Assignment: Whenever a line below holds the word "What", copy that line.

--- Information given Enclosed Below ---

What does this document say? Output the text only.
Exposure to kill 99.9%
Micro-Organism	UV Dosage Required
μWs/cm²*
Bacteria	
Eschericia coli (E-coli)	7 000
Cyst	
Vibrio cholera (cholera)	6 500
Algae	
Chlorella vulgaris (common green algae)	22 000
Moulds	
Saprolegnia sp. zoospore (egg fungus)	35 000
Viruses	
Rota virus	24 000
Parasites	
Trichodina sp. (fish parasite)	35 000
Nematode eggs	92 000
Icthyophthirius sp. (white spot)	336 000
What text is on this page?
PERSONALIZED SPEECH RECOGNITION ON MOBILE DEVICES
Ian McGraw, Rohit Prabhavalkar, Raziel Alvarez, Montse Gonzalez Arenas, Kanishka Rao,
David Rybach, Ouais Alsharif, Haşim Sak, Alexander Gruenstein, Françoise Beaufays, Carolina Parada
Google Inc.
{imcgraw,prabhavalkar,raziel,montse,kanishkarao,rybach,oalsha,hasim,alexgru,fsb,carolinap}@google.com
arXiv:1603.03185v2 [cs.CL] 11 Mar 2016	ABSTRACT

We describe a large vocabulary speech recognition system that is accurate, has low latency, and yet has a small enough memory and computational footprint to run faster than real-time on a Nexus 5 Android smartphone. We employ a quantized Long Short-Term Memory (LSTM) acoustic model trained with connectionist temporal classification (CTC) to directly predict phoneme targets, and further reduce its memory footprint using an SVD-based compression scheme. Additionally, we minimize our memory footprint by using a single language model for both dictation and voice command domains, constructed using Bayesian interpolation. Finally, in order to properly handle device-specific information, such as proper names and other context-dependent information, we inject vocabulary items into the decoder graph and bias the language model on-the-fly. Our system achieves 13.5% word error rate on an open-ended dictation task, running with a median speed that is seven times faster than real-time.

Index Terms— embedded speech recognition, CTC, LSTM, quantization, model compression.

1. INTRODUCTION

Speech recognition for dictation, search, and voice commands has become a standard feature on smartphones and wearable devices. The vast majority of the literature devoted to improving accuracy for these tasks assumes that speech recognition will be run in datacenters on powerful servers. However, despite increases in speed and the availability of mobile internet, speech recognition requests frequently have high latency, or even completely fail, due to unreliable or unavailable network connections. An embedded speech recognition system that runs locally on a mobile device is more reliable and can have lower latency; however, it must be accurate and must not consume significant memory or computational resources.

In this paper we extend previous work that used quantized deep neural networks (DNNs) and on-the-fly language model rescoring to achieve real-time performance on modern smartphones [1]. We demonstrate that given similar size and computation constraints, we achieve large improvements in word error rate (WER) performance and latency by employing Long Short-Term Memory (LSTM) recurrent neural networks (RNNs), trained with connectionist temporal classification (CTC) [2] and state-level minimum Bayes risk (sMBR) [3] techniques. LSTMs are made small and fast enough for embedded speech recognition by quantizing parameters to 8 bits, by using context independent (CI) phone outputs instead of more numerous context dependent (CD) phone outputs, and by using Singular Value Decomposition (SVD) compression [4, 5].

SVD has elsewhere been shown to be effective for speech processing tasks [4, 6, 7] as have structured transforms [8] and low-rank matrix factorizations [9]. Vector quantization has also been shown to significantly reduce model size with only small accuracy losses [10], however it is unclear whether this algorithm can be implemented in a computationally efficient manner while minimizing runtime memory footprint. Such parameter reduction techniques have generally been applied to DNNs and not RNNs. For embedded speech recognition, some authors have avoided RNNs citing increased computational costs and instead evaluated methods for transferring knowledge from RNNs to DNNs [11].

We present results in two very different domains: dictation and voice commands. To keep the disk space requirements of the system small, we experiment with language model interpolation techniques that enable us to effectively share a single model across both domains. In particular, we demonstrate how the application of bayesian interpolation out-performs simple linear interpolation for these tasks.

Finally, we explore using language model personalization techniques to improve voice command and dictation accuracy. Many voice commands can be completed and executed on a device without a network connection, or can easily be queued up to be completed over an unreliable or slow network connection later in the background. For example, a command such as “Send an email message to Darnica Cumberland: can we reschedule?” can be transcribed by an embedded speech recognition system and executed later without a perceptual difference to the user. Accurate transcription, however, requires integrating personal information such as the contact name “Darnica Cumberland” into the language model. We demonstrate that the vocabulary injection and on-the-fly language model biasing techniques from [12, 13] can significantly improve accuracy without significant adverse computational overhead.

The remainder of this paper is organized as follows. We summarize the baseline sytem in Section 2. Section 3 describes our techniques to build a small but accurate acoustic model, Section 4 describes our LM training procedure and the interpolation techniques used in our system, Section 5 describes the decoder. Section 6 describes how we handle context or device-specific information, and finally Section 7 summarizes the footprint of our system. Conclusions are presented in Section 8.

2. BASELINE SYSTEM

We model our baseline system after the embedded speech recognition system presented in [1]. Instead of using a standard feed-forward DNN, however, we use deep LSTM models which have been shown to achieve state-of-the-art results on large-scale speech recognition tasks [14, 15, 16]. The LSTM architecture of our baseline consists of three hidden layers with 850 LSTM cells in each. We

--- End of Enclosed Information given ---

Written answer:
What does this document say? Output the text only.
What text is on this page?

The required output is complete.